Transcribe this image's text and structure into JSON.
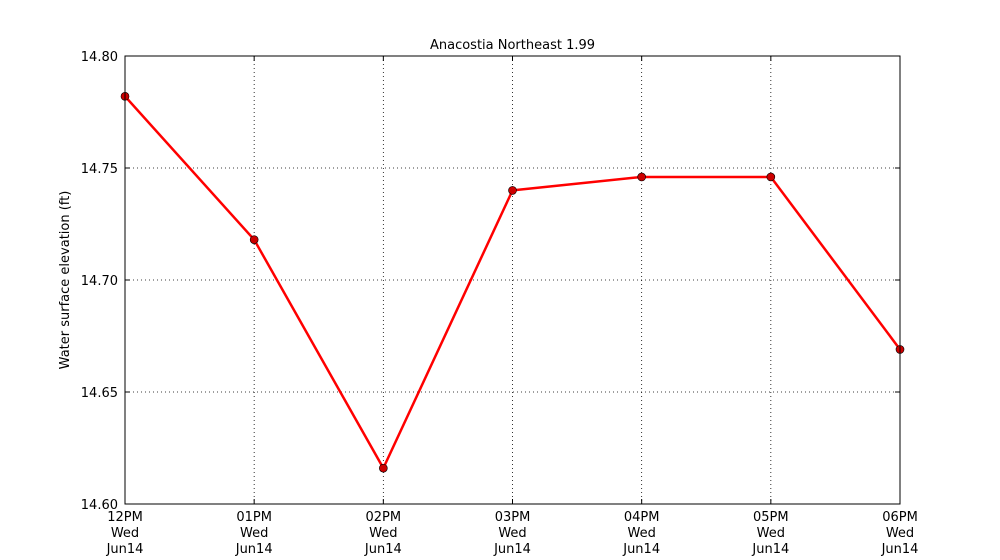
{
  "chart_data": {
    "type": "line",
    "title": "Anacostia Northeast 1.99",
    "xlabel": "",
    "ylabel": "Water surface elevation (ft)",
    "categories": [
      [
        "12PM",
        "Wed",
        "Jun14"
      ],
      [
        "01PM",
        "Wed",
        "Jun14"
      ],
      [
        "02PM",
        "Wed",
        "Jun14"
      ],
      [
        "03PM",
        "Wed",
        "Jun14"
      ],
      [
        "04PM",
        "Wed",
        "Jun14"
      ],
      [
        "05PM",
        "Wed",
        "Jun14"
      ],
      [
        "06PM",
        "Wed",
        "Jun14"
      ]
    ],
    "values": [
      14.782,
      14.718,
      14.616,
      14.74,
      14.746,
      14.746,
      14.669
    ],
    "ylim": [
      14.6,
      14.8
    ],
    "yticks": [
      "14.60",
      "14.65",
      "14.70",
      "14.75",
      "14.80"
    ],
    "grid": true,
    "line_color": "#ff0000",
    "marker_color": "#cc0000"
  }
}
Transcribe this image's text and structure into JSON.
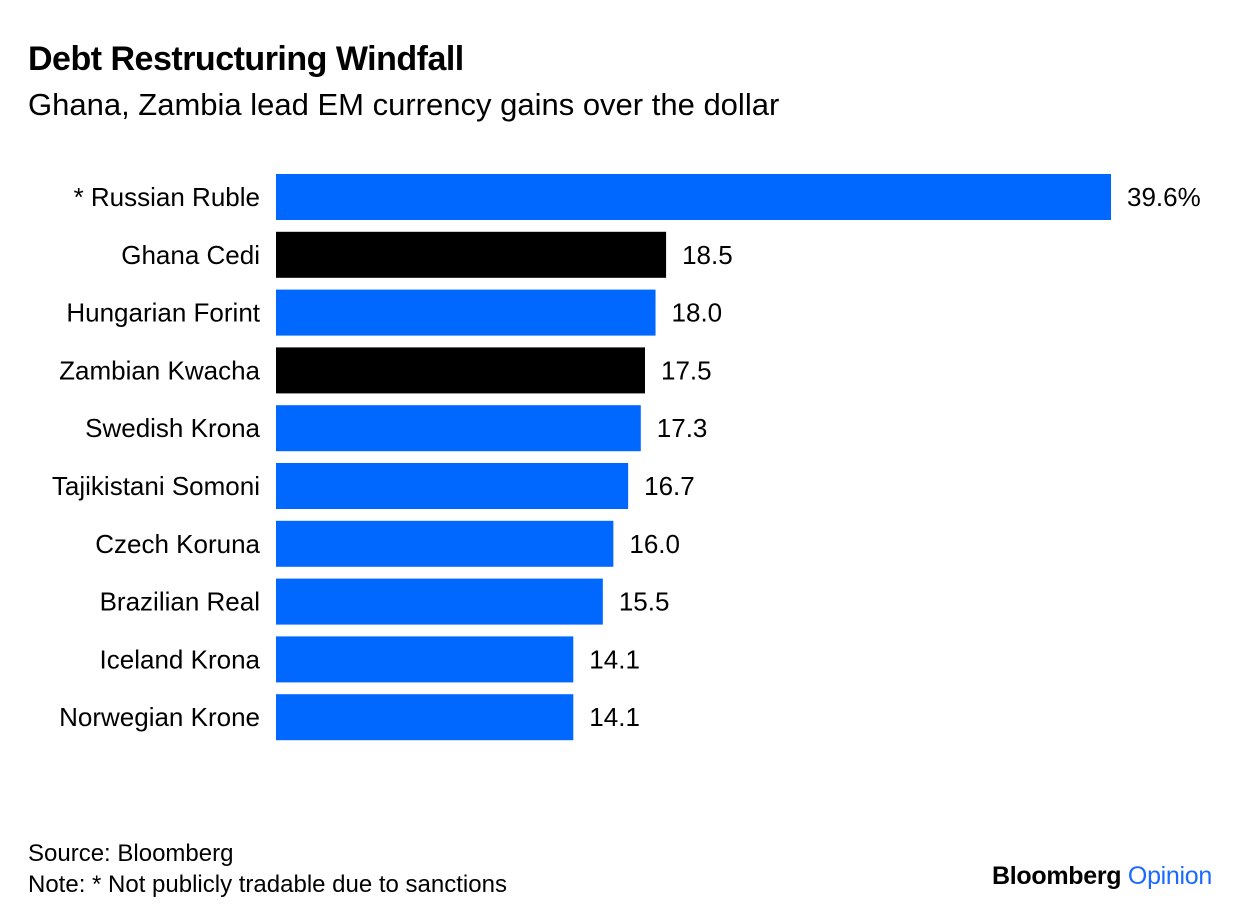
{
  "header": {
    "title": "Debt Restructuring Windfall",
    "subtitle": "Ghana, Zambia lead EM currency gains over the dollar"
  },
  "footer": {
    "source": "Source: Bloomberg",
    "note": "Note: * Not publicly tradable due to sanctions"
  },
  "brand": {
    "name": "Bloomberg",
    "accent": "Opinion"
  },
  "colors": {
    "default_bar": "#0068FF",
    "highlight_bar": "#000000",
    "brand_accent": "#1A6AFF"
  },
  "chart_data": {
    "type": "bar",
    "orientation": "horizontal",
    "title": "Debt Restructuring Windfall",
    "subtitle": "Ghana, Zambia lead EM currency gains over the dollar",
    "categories": [
      "* Russian Ruble",
      "Ghana Cedi",
      "Hungarian Forint",
      "Zambian Kwacha",
      "Swedish Krona",
      "Tajikistani Somoni",
      "Czech Koruna",
      "Brazilian Real",
      "Iceland Krona",
      "Norwegian Krone"
    ],
    "values": [
      39.6,
      18.5,
      18.0,
      17.5,
      17.3,
      16.7,
      16.0,
      15.5,
      14.1,
      14.1
    ],
    "value_labels": [
      "39.6%",
      "18.5",
      "18.0",
      "17.5",
      "17.3",
      "16.7",
      "16.0",
      "15.5",
      "14.1",
      "14.1"
    ],
    "highlighted": [
      "Ghana Cedi",
      "Zambian Kwacha"
    ],
    "unit": "%",
    "xlim": [
      0,
      39.6
    ],
    "xlabel": "",
    "ylabel": "",
    "grid": false,
    "legend": "none"
  }
}
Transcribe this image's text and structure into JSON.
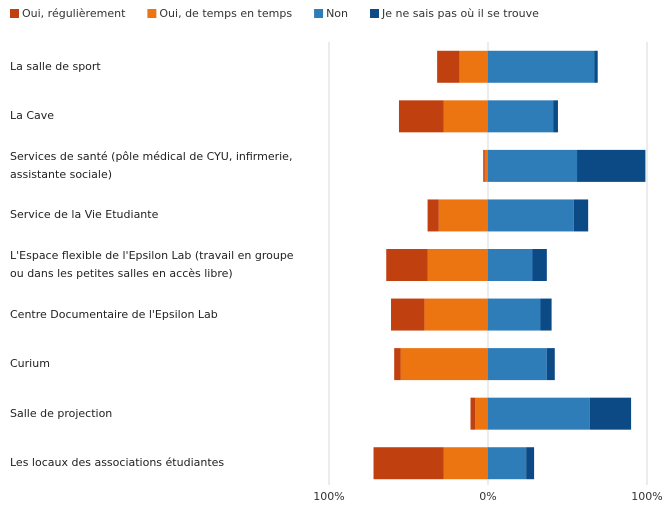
{
  "chart_data": {
    "type": "diverging_bar",
    "categories": [
      "La salle de sport",
      "La Cave",
      "Services de santé (pôle médical de CYU,  infirmerie, assistante sociale)",
      "Service de la Vie Etudiante",
      "L'Espace flexible de l'Epsilon Lab (travail en groupe ou dans les petites salles en accès libre)",
      "Centre Documentaire de l'Epsilon Lab",
      "Curium",
      "Salle de projection",
      "Les locaux des associations étudiantes"
    ],
    "series": [
      {
        "name": "Oui, régulièrement",
        "color": "#c0410f",
        "values": [
          -14,
          -28,
          -1,
          -7,
          -26,
          -21,
          -4,
          -3,
          -44
        ]
      },
      {
        "name": "Oui, de temps en temps",
        "color": "#ec7512",
        "values": [
          -18,
          -28,
          -2,
          -31,
          -38,
          -40,
          -55,
          -8,
          -28
        ]
      },
      {
        "name": "Non",
        "color": "#2f7db8",
        "values": [
          67,
          41,
          56,
          54,
          28,
          33,
          37,
          64,
          24
        ]
      },
      {
        "name": "Je ne sais pas où il se trouve",
        "color": "#0c4a86",
        "values": [
          2,
          3,
          43,
          9,
          9,
          7,
          5,
          26,
          5
        ]
      }
    ],
    "xlim": [
      -100,
      100
    ],
    "xticks": [
      {
        "value": -100,
        "label": "100%"
      },
      {
        "value": 0,
        "label": "0%"
      },
      {
        "value": 100,
        "label": "100%"
      }
    ],
    "grid": true
  }
}
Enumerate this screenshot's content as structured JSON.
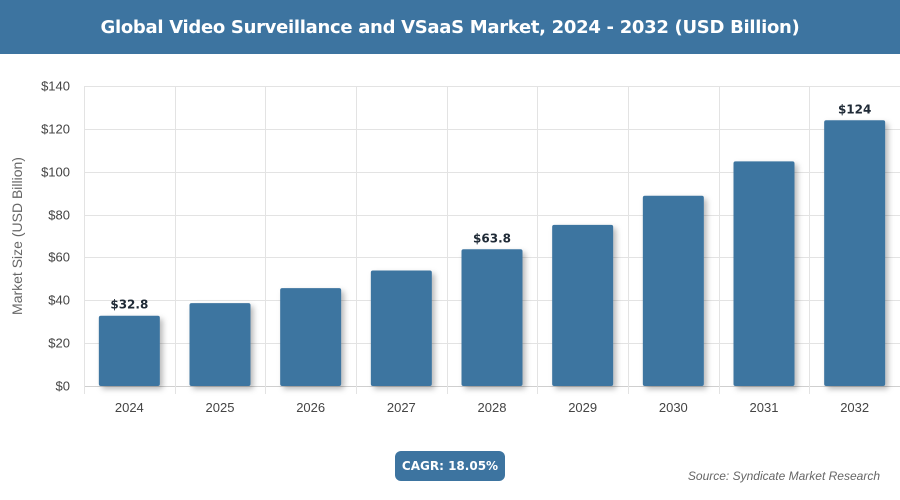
{
  "header": {
    "title": "Global Video Surveillance and VSaaS Market, 2024 - 2032 (USD Billion)"
  },
  "footer": {
    "cagr": "CAGR: 18.05%",
    "source": "Source: Syndicate Market Research"
  },
  "colors": {
    "header_bg": "#3d74a0",
    "bar": "#3d74a0",
    "grid": "#e3e3e3"
  },
  "chart_data": {
    "type": "bar",
    "title": "",
    "xlabel": "",
    "ylabel": "Market Size (USD Billion)",
    "categories": [
      "2024",
      "2025",
      "2026",
      "2027",
      "2028",
      "2029",
      "2030",
      "2031",
      "2032"
    ],
    "values": [
      32.8,
      38.7,
      45.7,
      53.9,
      63.8,
      75.2,
      88.8,
      104.8,
      124
    ],
    "data_labels": [
      {
        "index": 0,
        "text": "$32.8"
      },
      {
        "index": 4,
        "text": "$63.8"
      },
      {
        "index": 8,
        "text": "$124"
      }
    ],
    "ylim": [
      0,
      140
    ],
    "yticks": [
      0,
      20,
      40,
      60,
      80,
      100,
      120,
      140
    ],
    "ytick_labels": [
      "$0",
      "$20",
      "$40",
      "$60",
      "$80",
      "$100",
      "$120",
      "$140"
    ],
    "grid": true,
    "legend": "none"
  }
}
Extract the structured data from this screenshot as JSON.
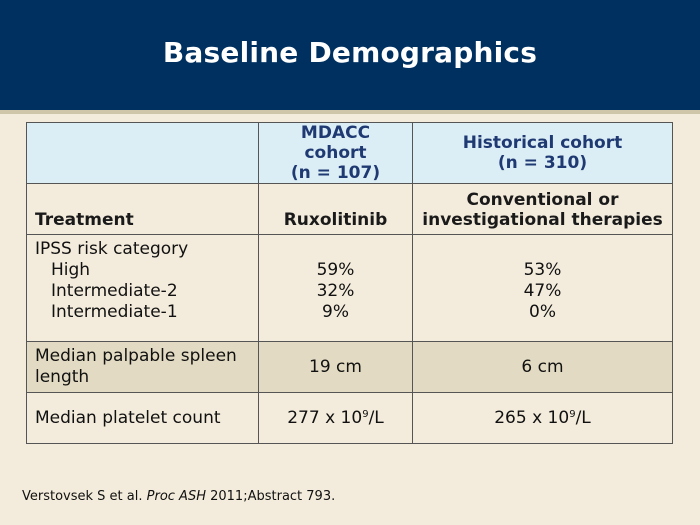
{
  "slide": {
    "title": "Baseline Demographics"
  },
  "table": {
    "header": {
      "col1": "",
      "col2_line1": "MDACC cohort",
      "col2_line2": "(n = 107)",
      "col3_line1": "Historical cohort",
      "col3_line2": "(n = 310)"
    },
    "treatment": {
      "label": "Treatment",
      "mdacc": "Ruxolitinib",
      "historical_line1": "Conventional or",
      "historical_line2": "investigational therapies"
    },
    "ipss": {
      "label": "IPSS risk category",
      "categories": [
        "High",
        "Intermediate-2",
        "Intermediate-1"
      ],
      "mdacc": [
        "59%",
        "32%",
        "9%"
      ],
      "historical": [
        "53%",
        "47%",
        "0%"
      ]
    },
    "spleen": {
      "label_line1": "Median palpable spleen",
      "label_line2": "length",
      "mdacc": "19 cm",
      "historical": "6 cm"
    },
    "platelet": {
      "label": "Median platelet count",
      "mdacc_value": "277 x 10",
      "mdacc_exp": "9",
      "mdacc_unit": "/L",
      "historical_value": "265 x 10",
      "historical_exp": "9",
      "historical_unit": "/L"
    }
  },
  "citation": {
    "authors": "Verstovsek S et al. ",
    "journal": "Proc ASH",
    "rest": " 2011;Abstract 793."
  },
  "colors": {
    "header_bg": "#003060",
    "page_bg": "#f3ecdc",
    "table_head_bg": "#dceef5",
    "table_head_text": "#1f3a73",
    "highlight_row_bg": "#e2dac2"
  }
}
-------------------------
EXERCISE PROMPT:
What is the number of lines in this material that hold the string "subtitle"? Answer with that number only.

RESPONSE:
2